> WHAT IS REQUIRED
Check each line of the records below and collect those holding "data".

◇ ◇ ◇ ◇

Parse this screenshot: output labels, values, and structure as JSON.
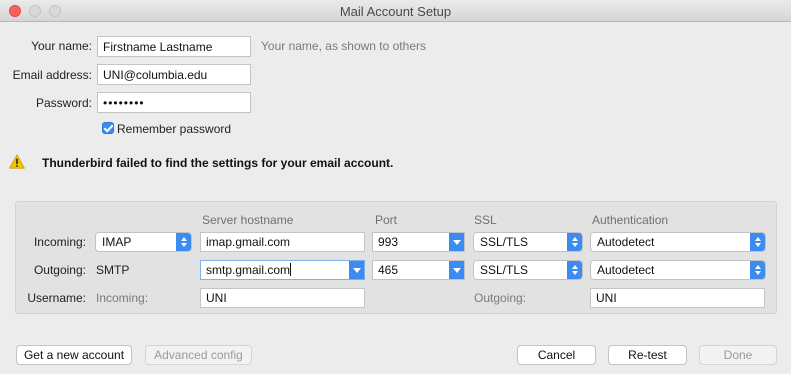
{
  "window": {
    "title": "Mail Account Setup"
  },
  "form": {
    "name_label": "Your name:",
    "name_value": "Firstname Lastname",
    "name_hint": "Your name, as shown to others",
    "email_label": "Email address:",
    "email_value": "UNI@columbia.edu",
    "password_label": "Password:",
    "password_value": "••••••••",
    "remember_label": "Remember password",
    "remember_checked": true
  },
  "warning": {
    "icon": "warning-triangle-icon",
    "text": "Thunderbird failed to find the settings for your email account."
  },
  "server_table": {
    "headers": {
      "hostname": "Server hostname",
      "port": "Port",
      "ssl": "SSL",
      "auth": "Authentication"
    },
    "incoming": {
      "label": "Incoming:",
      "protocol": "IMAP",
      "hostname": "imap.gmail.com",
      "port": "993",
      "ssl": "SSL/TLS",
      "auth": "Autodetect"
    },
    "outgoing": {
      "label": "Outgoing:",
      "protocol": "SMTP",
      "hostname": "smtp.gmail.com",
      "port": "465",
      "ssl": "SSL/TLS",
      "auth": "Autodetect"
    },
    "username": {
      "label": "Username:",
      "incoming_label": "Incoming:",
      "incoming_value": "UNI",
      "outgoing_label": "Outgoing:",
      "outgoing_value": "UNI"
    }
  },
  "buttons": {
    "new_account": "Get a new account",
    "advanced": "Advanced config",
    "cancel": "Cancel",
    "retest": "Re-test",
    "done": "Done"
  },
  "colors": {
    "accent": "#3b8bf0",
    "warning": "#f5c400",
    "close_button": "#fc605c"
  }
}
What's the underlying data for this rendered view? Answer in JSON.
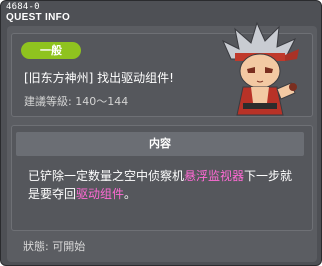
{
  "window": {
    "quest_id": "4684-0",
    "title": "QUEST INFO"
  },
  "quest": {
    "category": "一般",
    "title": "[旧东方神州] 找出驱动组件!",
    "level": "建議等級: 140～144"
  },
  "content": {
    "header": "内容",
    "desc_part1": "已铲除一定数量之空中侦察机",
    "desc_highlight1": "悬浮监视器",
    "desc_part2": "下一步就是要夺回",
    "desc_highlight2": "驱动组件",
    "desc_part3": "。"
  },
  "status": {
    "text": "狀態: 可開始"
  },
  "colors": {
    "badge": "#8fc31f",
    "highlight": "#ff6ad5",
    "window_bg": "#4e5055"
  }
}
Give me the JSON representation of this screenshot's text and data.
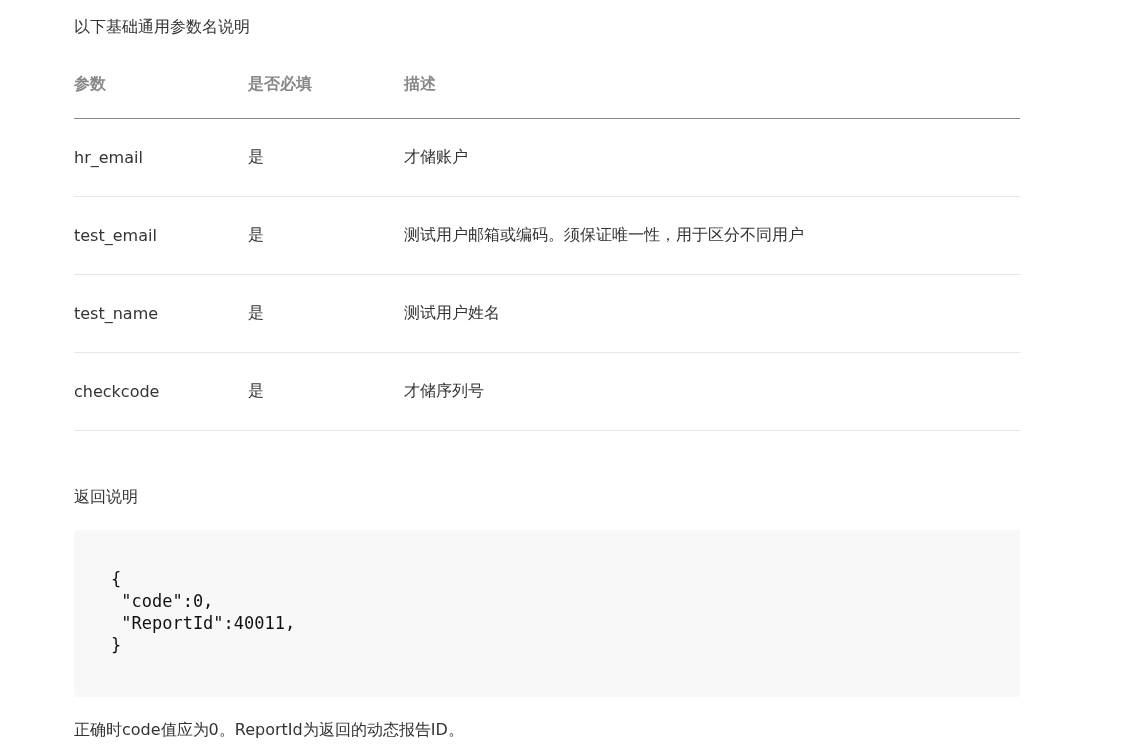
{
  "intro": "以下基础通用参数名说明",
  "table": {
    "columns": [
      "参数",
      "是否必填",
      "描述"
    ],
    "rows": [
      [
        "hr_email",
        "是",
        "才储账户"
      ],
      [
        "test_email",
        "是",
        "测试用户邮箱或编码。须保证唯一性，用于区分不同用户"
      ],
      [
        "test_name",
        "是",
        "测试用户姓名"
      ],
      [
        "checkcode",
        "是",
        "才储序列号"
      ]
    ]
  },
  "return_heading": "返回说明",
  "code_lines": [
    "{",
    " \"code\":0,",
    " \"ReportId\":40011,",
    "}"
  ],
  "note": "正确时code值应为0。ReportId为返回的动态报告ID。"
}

◇ ◇ ◇ ◇

> WRITTEN RESPONSE
What's the underlying data for this rendered view? Answer in JSON.
Give me the JSON representation of this screenshot's text and data.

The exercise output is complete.